▶ _DATA EXCERPTS_
______________________________

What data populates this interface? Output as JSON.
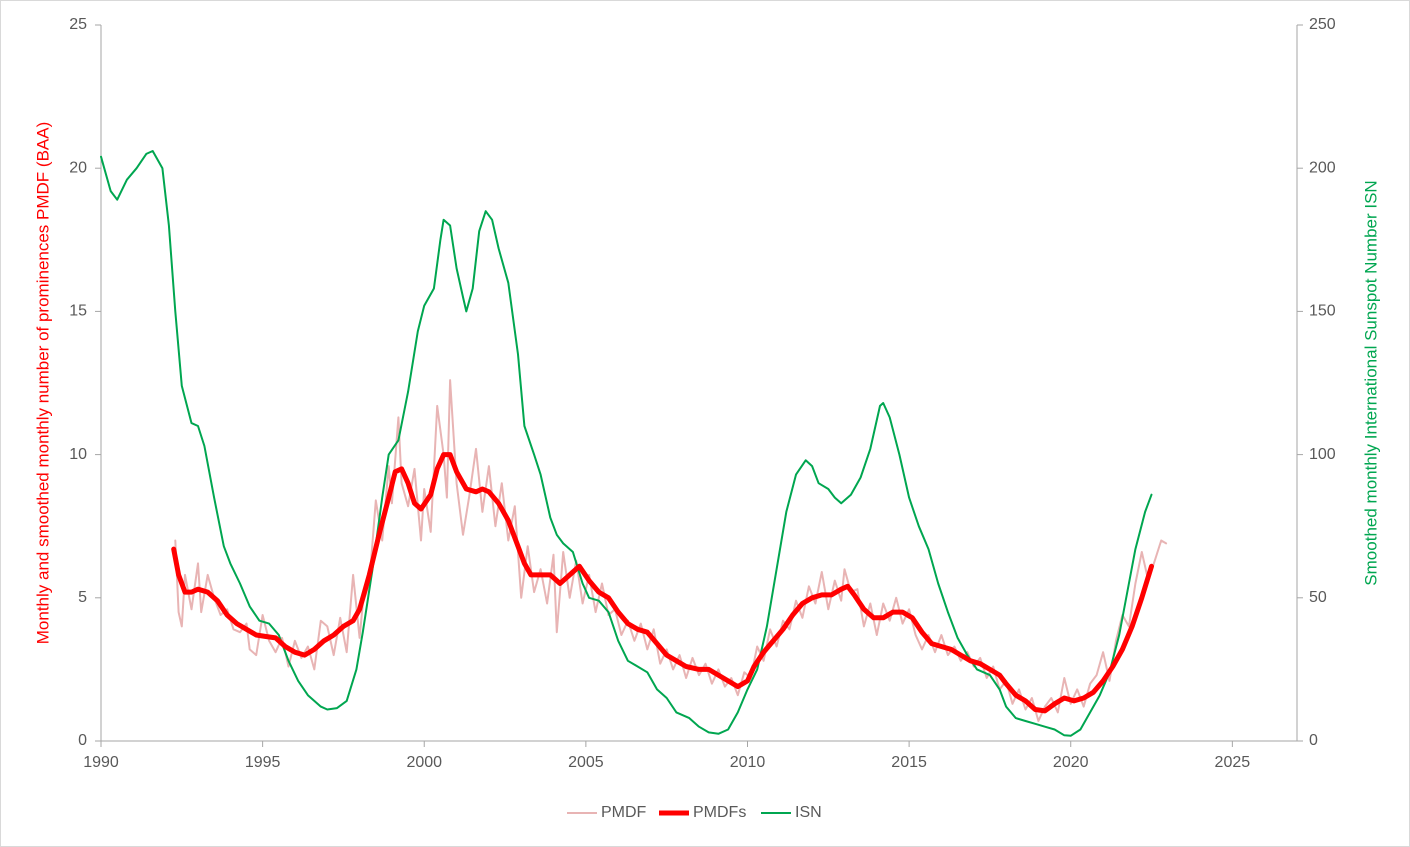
{
  "chart_data": {
    "type": "line",
    "y_label": "Monthly and smoothed monthly number of prominences PMDF (BAA)",
    "y2_label": "Smoothed monthly International Sunspot Number ISN",
    "xlim": [
      1990,
      2027
    ],
    "xticks": [
      1990,
      1995,
      2000,
      2005,
      2010,
      2015,
      2020,
      2025
    ],
    "ylim": [
      0,
      25
    ],
    "yticks": [
      0,
      5,
      10,
      15,
      20,
      25
    ],
    "y2lim": [
      0,
      250
    ],
    "y2ticks": [
      0,
      50,
      100,
      150,
      200,
      250
    ],
    "legend": "bottom",
    "series": [
      {
        "name": "PMDF",
        "color": "#e8b4b4",
        "width": 2,
        "x": [
          1992.3,
          1992.4,
          1992.5,
          1992.6,
          1992.8,
          1993.0,
          1993.1,
          1993.3,
          1993.5,
          1993.7,
          1993.9,
          1994.1,
          1994.3,
          1994.5,
          1994.6,
          1994.8,
          1995.0,
          1995.2,
          1995.4,
          1995.6,
          1995.8,
          1996.0,
          1996.2,
          1996.4,
          1996.6,
          1996.8,
          1997.0,
          1997.2,
          1997.4,
          1997.6,
          1997.8,
          1998.0,
          1998.1,
          1998.3,
          1998.5,
          1998.7,
          1998.9,
          1999.0,
          1999.2,
          1999.3,
          1999.5,
          1999.7,
          1999.9,
          2000.0,
          2000.2,
          2000.4,
          2000.6,
          2000.7,
          2000.8,
          2001.0,
          2001.2,
          2001.4,
          2001.6,
          2001.8,
          2002.0,
          2002.2,
          2002.4,
          2002.6,
          2002.8,
          2003.0,
          2003.2,
          2003.4,
          2003.6,
          2003.8,
          2004.0,
          2004.1,
          2004.3,
          2004.5,
          2004.7,
          2004.9,
          2005.1,
          2005.3,
          2005.5,
          2005.7,
          2005.9,
          2006.1,
          2006.3,
          2006.5,
          2006.7,
          2006.9,
          2007.1,
          2007.3,
          2007.5,
          2007.7,
          2007.9,
          2008.1,
          2008.3,
          2008.5,
          2008.7,
          2008.9,
          2009.1,
          2009.3,
          2009.5,
          2009.7,
          2009.9,
          2010.1,
          2010.3,
          2010.5,
          2010.7,
          2010.9,
          2011.1,
          2011.3,
          2011.5,
          2011.7,
          2011.9,
          2012.1,
          2012.3,
          2012.5,
          2012.7,
          2012.9,
          2013.0,
          2013.2,
          2013.4,
          2013.6,
          2013.8,
          2014.0,
          2014.2,
          2014.4,
          2014.6,
          2014.8,
          2015.0,
          2015.2,
          2015.4,
          2015.6,
          2015.8,
          2016.0,
          2016.2,
          2016.4,
          2016.6,
          2016.8,
          2017.0,
          2017.2,
          2017.4,
          2017.6,
          2017.8,
          2018.0,
          2018.2,
          2018.4,
          2018.6,
          2018.8,
          2019.0,
          2019.2,
          2019.4,
          2019.6,
          2019.8,
          2020.0,
          2020.2,
          2020.4,
          2020.6,
          2020.8,
          2021.0,
          2021.2,
          2021.4,
          2021.6,
          2021.8,
          2022.0,
          2022.2,
          2022.4,
          2022.6,
          2022.8,
          2022.95
        ],
        "values": [
          7.0,
          4.5,
          4.0,
          5.8,
          4.6,
          6.2,
          4.5,
          5.8,
          5.0,
          4.4,
          4.6,
          3.9,
          3.8,
          4.1,
          3.2,
          3.0,
          4.4,
          3.5,
          3.1,
          3.6,
          2.6,
          3.5,
          2.9,
          3.3,
          2.5,
          4.2,
          4.0,
          3.0,
          4.3,
          3.1,
          5.8,
          3.6,
          4.8,
          5.5,
          8.4,
          7.0,
          9.6,
          8.3,
          11.3,
          9.0,
          8.2,
          9.5,
          7.0,
          8.8,
          7.3,
          11.7,
          10.0,
          8.5,
          12.6,
          9.0,
          7.2,
          8.6,
          10.2,
          8.0,
          9.6,
          7.5,
          9.0,
          7.0,
          8.2,
          5.0,
          6.8,
          5.2,
          6.0,
          4.8,
          6.5,
          3.8,
          6.6,
          5.0,
          6.3,
          4.8,
          5.8,
          4.5,
          5.5,
          4.4,
          4.6,
          3.7,
          4.2,
          3.5,
          4.1,
          3.2,
          3.9,
          2.7,
          3.2,
          2.5,
          3.0,
          2.2,
          2.9,
          2.3,
          2.7,
          2.0,
          2.5,
          1.9,
          2.2,
          1.6,
          2.4,
          2.2,
          3.3,
          2.8,
          3.9,
          3.3,
          4.2,
          3.9,
          4.9,
          4.3,
          5.4,
          4.8,
          5.9,
          4.6,
          5.6,
          4.9,
          6.0,
          5.2,
          5.3,
          4.0,
          4.8,
          3.7,
          4.8,
          4.2,
          5.0,
          4.1,
          4.6,
          3.7,
          3.2,
          3.7,
          3.1,
          3.7,
          3.0,
          3.3,
          2.8,
          3.1,
          2.6,
          2.9,
          2.2,
          2.6,
          1.8,
          2.1,
          1.3,
          1.8,
          1.1,
          1.5,
          0.7,
          1.2,
          1.5,
          1.0,
          2.2,
          1.3,
          1.8,
          1.2,
          2.0,
          2.3,
          3.1,
          2.1,
          3.5,
          4.4,
          4.0,
          5.5,
          6.6,
          5.6,
          6.3,
          7.0,
          6.9
        ]
      },
      {
        "name": "PMDFs",
        "color": "#ff0000",
        "width": 5,
        "x": [
          1992.25,
          1992.4,
          1992.6,
          1992.8,
          1993.0,
          1993.3,
          1993.6,
          1993.9,
          1994.2,
          1994.5,
          1994.8,
          1995.1,
          1995.4,
          1995.7,
          1996.0,
          1996.3,
          1996.6,
          1996.9,
          1997.2,
          1997.5,
          1997.8,
          1998.0,
          1998.3,
          1998.6,
          1998.9,
          1999.1,
          1999.3,
          1999.5,
          1999.7,
          1999.9,
          2000.2,
          2000.4,
          2000.6,
          2000.8,
          2001.0,
          2001.3,
          2001.6,
          2001.8,
          2002.0,
          2002.3,
          2002.6,
          2002.9,
          2003.1,
          2003.3,
          2003.6,
          2003.9,
          2004.2,
          2004.4,
          2004.6,
          2004.8,
          2005.1,
          2005.4,
          2005.7,
          2006.0,
          2006.3,
          2006.6,
          2006.9,
          2007.2,
          2007.5,
          2007.8,
          2008.1,
          2008.5,
          2008.8,
          2009.1,
          2009.4,
          2009.7,
          2010.0,
          2010.2,
          2010.5,
          2010.8,
          2011.1,
          2011.4,
          2011.7,
          2012.0,
          2012.3,
          2012.6,
          2012.9,
          2013.1,
          2013.3,
          2013.6,
          2013.9,
          2014.2,
          2014.5,
          2014.8,
          2015.1,
          2015.4,
          2015.7,
          2016.0,
          2016.3,
          2016.6,
          2016.9,
          2017.2,
          2017.5,
          2017.8,
          2018.0,
          2018.3,
          2018.6,
          2018.9,
          2019.2,
          2019.5,
          2019.8,
          2020.1,
          2020.4,
          2020.7,
          2021.0,
          2021.3,
          2021.6,
          2021.9,
          2022.2,
          2022.5
        ],
        "values": [
          6.7,
          5.8,
          5.2,
          5.2,
          5.3,
          5.2,
          4.9,
          4.4,
          4.1,
          3.9,
          3.7,
          3.65,
          3.6,
          3.3,
          3.1,
          3.0,
          3.2,
          3.5,
          3.7,
          4.0,
          4.2,
          4.6,
          5.8,
          7.2,
          8.5,
          9.4,
          9.5,
          9.0,
          8.3,
          8.1,
          8.6,
          9.5,
          10.0,
          10.0,
          9.4,
          8.8,
          8.7,
          8.8,
          8.7,
          8.3,
          7.7,
          6.8,
          6.2,
          5.8,
          5.8,
          5.8,
          5.5,
          5.7,
          5.9,
          6.1,
          5.6,
          5.2,
          5.0,
          4.5,
          4.1,
          3.9,
          3.8,
          3.4,
          3.0,
          2.8,
          2.6,
          2.5,
          2.5,
          2.3,
          2.1,
          1.9,
          2.1,
          2.6,
          3.1,
          3.5,
          3.9,
          4.4,
          4.8,
          5.0,
          5.1,
          5.1,
          5.3,
          5.4,
          5.1,
          4.6,
          4.3,
          4.3,
          4.5,
          4.5,
          4.3,
          3.8,
          3.4,
          3.3,
          3.2,
          3.0,
          2.8,
          2.7,
          2.5,
          2.3,
          2.0,
          1.6,
          1.4,
          1.1,
          1.05,
          1.3,
          1.5,
          1.4,
          1.5,
          1.7,
          2.1,
          2.6,
          3.2,
          4.0,
          5.0,
          6.1
        ]
      },
      {
        "name": "ISN",
        "color": "#00a650",
        "width": 2,
        "axis": "y2",
        "x": [
          1990.0,
          1990.3,
          1990.5,
          1990.8,
          1991.1,
          1991.4,
          1991.6,
          1991.9,
          1992.1,
          1992.3,
          1992.5,
          1992.8,
          1993.0,
          1993.2,
          1993.5,
          1993.8,
          1994.0,
          1994.3,
          1994.6,
          1994.9,
          1995.2,
          1995.5,
          1995.8,
          1996.1,
          1996.4,
          1996.8,
          1997.0,
          1997.3,
          1997.6,
          1997.9,
          1998.1,
          1998.4,
          1998.7,
          1998.9,
          1999.2,
          1999.5,
          1999.8,
          2000.0,
          2000.3,
          2000.5,
          2000.6,
          2000.8,
          2001.0,
          2001.2,
          2001.3,
          2001.5,
          2001.7,
          2001.9,
          2002.1,
          2002.3,
          2002.6,
          2002.9,
          2003.1,
          2003.4,
          2003.6,
          2003.9,
          2004.1,
          2004.3,
          2004.6,
          2004.9,
          2005.1,
          2005.4,
          2005.7,
          2006.0,
          2006.3,
          2006.6,
          2006.9,
          2007.2,
          2007.5,
          2007.8,
          2008.2,
          2008.5,
          2008.8,
          2009.1,
          2009.4,
          2009.7,
          2010.0,
          2010.3,
          2010.6,
          2010.9,
          2011.2,
          2011.5,
          2011.8,
          2012.0,
          2012.2,
          2012.5,
          2012.7,
          2012.9,
          2013.2,
          2013.5,
          2013.8,
          2014.1,
          2014.2,
          2014.4,
          2014.7,
          2015.0,
          2015.3,
          2015.6,
          2015.9,
          2016.2,
          2016.5,
          2016.8,
          2017.1,
          2017.5,
          2017.8,
          2018.0,
          2018.3,
          2018.6,
          2018.9,
          2019.2,
          2019.5,
          2019.8,
          2020.0,
          2020.3,
          2020.6,
          2020.9,
          2021.2,
          2021.5,
          2021.8,
          2022.0,
          2022.3,
          2022.5
        ],
        "values": [
          204,
          192,
          189,
          196,
          200,
          205,
          206,
          200,
          180,
          150,
          124,
          111,
          110,
          103,
          85,
          68,
          62,
          55,
          47,
          42,
          41,
          37,
          28,
          21,
          16,
          12,
          11,
          11.5,
          14,
          25,
          38,
          60,
          85,
          100,
          105,
          122,
          143,
          152,
          158,
          175,
          182,
          180,
          165,
          155,
          150,
          158,
          178,
          185,
          182,
          172,
          160,
          135,
          110,
          100,
          93,
          78,
          72,
          69,
          66,
          55,
          50,
          49,
          45,
          35,
          28,
          26,
          24,
          18,
          15,
          10,
          8,
          5,
          3,
          2.5,
          4,
          10,
          18,
          25,
          40,
          60,
          80,
          93,
          98,
          96,
          90,
          88,
          85,
          83,
          86,
          92,
          102,
          117,
          118,
          113,
          100,
          85,
          75,
          67,
          55,
          45,
          36,
          30,
          25,
          23,
          18,
          12,
          8,
          7,
          6,
          5,
          4,
          2,
          1.8,
          4,
          10,
          16,
          24,
          37,
          55,
          67,
          80,
          86
        ]
      }
    ]
  }
}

______________________________

▶ _PROBLEM TO SOLVE_
Give every line of the material that includes the string "monthly".

▶ _RESULT_
    "y_label": "Monthly and smoothed monthly number of prominences PMDF (BAA)",
    "y2_label": "Smoothed monthly International Sunspot Number ISN",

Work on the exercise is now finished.